= EXERCISE DIRECTIONS =
List all lines of the data that include the string "image".

[Figure record listings]
_ _ _ _ _ _ _
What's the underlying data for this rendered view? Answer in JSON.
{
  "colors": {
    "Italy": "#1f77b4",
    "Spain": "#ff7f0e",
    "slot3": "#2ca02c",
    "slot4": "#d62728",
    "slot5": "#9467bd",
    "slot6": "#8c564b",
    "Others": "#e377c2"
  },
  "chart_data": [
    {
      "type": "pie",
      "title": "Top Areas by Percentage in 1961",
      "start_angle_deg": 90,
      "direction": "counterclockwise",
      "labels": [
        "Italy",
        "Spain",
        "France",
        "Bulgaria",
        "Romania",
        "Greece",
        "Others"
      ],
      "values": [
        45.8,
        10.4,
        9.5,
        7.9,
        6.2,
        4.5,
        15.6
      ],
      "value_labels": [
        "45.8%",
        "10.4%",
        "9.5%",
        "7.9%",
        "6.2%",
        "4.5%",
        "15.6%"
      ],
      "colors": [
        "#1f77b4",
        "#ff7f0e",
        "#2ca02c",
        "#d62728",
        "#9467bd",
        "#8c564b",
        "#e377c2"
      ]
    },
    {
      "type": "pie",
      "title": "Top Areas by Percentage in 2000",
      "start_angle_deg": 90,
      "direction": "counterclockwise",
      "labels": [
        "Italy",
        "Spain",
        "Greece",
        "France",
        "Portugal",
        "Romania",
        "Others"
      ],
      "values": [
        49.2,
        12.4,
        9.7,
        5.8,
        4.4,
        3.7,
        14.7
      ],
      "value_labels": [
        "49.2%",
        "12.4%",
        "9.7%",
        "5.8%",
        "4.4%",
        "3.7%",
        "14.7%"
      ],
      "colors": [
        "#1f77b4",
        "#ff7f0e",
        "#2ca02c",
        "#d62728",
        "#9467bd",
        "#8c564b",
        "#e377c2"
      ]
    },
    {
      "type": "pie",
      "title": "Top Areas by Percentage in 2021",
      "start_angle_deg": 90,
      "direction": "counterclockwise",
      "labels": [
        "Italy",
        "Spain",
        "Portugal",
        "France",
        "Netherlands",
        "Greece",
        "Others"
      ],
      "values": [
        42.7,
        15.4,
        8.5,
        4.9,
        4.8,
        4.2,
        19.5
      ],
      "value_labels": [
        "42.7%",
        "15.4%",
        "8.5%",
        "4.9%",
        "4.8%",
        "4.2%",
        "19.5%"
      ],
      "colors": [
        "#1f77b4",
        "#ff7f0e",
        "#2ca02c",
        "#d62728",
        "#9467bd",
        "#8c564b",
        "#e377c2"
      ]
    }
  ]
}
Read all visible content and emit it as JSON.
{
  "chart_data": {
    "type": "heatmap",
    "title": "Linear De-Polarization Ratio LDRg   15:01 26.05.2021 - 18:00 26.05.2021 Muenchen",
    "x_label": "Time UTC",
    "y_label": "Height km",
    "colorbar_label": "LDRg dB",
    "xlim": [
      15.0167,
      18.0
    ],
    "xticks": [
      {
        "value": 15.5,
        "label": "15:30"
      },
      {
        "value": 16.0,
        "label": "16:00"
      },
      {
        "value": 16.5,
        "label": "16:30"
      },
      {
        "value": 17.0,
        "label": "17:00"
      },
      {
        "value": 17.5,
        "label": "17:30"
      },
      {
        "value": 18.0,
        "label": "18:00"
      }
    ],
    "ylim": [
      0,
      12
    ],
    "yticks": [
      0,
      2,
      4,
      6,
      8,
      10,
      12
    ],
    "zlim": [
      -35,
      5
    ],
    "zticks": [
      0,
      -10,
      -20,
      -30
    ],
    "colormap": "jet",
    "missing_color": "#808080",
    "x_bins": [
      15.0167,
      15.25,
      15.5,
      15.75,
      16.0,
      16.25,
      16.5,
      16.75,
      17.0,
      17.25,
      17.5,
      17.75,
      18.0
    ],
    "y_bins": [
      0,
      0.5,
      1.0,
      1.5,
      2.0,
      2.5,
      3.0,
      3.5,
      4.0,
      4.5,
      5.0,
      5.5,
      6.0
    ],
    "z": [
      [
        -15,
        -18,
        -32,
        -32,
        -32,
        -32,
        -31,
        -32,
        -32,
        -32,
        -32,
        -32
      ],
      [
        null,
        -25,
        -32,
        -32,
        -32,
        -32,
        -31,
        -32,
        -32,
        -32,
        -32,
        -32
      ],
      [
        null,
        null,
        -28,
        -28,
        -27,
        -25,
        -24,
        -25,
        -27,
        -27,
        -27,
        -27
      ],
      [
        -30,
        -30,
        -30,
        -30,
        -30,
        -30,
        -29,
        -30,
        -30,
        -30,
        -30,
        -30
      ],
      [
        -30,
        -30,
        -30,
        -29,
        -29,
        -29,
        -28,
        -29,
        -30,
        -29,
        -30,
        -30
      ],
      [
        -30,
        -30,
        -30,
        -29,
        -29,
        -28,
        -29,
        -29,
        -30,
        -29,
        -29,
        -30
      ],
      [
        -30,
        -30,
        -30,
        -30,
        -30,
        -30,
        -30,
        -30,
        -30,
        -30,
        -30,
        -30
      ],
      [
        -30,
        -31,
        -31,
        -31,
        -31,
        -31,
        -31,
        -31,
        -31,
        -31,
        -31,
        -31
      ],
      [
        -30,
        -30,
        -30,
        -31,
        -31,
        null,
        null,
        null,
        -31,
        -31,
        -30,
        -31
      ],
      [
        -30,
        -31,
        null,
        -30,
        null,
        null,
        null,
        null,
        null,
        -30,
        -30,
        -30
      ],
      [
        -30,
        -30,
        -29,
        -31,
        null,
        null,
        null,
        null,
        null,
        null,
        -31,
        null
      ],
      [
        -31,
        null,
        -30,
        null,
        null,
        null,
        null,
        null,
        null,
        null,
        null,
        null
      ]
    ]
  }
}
_ _ _ _ _ _ _
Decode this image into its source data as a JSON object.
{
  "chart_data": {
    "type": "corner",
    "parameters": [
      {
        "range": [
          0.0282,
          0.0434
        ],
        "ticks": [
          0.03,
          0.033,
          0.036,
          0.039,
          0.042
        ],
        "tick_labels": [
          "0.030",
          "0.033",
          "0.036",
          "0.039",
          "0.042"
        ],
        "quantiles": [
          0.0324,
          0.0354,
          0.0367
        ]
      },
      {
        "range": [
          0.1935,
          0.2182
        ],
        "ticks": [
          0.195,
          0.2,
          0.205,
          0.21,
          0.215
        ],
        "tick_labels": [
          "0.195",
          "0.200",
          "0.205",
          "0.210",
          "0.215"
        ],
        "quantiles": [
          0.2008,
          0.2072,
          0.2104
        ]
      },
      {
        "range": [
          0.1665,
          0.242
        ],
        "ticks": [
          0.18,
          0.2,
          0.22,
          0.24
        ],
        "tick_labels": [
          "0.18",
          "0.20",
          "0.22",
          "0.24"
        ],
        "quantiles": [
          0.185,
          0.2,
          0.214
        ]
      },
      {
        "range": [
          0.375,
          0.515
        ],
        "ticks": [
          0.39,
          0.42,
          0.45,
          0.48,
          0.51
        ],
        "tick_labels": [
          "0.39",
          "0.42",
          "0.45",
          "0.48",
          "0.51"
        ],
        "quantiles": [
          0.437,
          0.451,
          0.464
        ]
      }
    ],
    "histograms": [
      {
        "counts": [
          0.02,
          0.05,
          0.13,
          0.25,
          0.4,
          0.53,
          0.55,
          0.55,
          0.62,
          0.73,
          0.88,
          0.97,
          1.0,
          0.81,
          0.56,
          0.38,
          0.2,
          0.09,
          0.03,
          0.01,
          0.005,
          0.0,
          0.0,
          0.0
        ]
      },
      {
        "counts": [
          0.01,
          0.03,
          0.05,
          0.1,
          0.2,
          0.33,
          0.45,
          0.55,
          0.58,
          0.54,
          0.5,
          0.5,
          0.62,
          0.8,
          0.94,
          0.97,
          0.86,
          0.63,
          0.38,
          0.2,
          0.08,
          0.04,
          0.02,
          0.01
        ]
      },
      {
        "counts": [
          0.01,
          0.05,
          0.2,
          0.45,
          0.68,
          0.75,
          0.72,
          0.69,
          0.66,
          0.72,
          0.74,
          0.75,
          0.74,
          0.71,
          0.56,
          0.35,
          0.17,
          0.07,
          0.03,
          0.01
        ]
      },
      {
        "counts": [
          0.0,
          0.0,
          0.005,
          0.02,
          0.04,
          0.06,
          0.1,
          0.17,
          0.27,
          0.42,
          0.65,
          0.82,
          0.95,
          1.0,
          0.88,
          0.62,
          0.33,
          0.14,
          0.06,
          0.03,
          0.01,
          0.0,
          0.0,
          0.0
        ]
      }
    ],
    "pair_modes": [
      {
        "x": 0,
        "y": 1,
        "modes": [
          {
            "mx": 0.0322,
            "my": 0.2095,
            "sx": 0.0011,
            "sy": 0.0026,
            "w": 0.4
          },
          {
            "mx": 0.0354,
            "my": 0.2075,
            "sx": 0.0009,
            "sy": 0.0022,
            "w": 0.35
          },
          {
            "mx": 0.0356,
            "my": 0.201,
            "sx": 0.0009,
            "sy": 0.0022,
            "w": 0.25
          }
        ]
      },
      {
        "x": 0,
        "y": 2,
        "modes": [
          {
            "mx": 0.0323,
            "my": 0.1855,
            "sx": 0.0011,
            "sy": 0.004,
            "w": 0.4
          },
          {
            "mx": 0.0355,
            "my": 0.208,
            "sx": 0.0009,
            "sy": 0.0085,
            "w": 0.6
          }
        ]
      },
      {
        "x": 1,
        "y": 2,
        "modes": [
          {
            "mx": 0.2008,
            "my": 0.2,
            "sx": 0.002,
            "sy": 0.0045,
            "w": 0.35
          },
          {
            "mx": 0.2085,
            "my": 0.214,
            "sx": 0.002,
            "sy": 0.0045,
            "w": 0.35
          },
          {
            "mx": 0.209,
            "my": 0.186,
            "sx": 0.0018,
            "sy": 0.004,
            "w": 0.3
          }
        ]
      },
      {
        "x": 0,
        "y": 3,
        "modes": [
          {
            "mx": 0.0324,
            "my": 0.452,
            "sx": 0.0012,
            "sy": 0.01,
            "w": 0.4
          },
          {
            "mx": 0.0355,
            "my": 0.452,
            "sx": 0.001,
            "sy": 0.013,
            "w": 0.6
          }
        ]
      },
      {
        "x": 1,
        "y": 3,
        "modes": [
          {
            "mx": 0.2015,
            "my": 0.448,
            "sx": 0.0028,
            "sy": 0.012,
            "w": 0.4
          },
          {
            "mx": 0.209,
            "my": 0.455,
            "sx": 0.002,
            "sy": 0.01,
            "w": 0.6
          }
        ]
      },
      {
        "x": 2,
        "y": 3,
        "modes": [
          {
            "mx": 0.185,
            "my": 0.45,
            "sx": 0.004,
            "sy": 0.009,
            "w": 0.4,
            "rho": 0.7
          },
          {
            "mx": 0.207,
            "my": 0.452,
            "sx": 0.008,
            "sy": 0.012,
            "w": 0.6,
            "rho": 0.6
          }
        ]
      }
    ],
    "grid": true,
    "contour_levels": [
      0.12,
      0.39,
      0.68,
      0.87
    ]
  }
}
_ _ _ _ _ _ _
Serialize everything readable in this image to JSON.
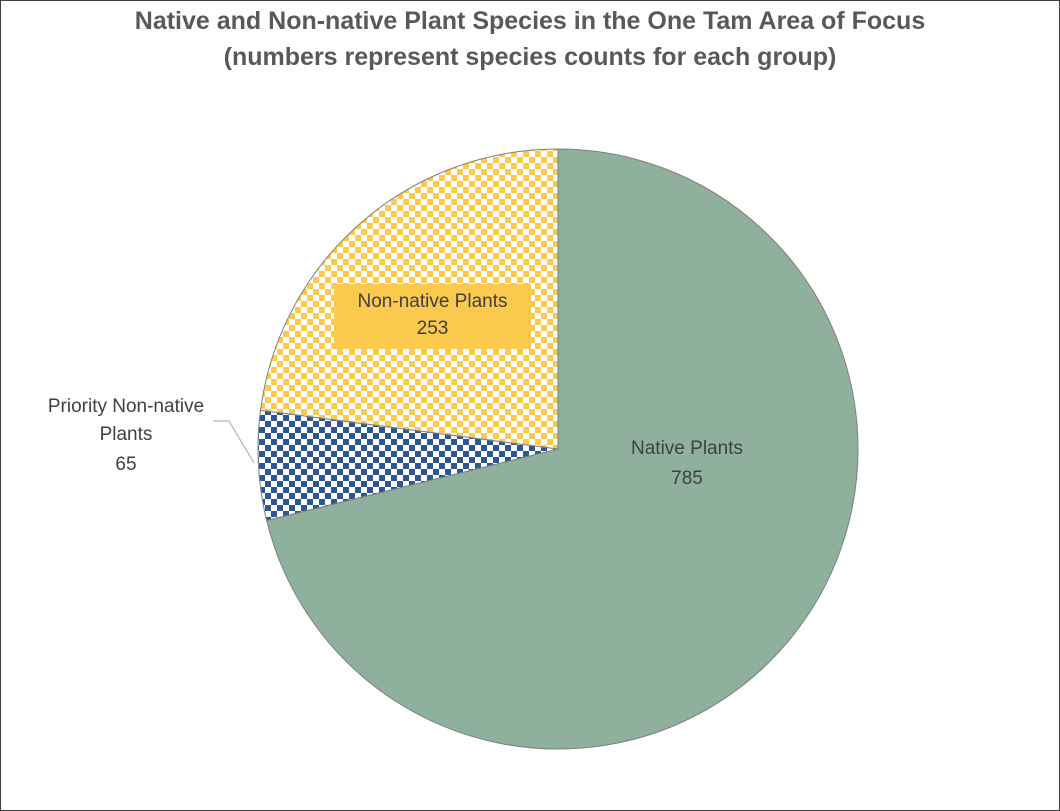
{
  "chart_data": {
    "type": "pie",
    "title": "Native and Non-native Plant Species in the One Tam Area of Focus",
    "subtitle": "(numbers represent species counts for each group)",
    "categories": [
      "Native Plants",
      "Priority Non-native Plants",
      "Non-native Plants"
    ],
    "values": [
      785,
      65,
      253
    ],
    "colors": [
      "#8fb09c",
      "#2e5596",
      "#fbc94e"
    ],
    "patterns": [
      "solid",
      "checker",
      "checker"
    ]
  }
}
_ _ _ _ _ _ _
= OUTPUT =
Decode this image into its source data as a JSON object.
Serialize everything readable in this image to JSON.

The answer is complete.